##### Data excerpts #####
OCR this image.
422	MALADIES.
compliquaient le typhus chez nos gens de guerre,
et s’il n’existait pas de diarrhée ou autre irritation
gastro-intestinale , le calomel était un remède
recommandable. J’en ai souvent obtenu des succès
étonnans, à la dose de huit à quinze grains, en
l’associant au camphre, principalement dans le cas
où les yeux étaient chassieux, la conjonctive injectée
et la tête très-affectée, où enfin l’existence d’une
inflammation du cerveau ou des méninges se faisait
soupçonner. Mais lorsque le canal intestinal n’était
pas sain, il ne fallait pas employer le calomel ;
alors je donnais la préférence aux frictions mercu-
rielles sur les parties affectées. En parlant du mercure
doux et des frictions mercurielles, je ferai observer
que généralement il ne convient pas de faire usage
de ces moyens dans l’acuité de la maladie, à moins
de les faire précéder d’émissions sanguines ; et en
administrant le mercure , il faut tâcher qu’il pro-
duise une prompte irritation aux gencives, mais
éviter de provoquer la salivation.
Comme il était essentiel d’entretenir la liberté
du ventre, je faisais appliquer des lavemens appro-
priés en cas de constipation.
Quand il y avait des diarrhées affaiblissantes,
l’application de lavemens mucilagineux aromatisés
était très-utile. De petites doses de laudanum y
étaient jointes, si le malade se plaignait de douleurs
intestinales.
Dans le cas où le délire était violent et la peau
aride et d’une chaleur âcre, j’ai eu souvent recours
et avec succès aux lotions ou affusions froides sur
#####
Task instructions: Sift through the entries and copy every line with "faire".

Result of the exercise:
que généralement il ne convient pas de faire usage
de les faire précéder d’émissions sanguines ; et en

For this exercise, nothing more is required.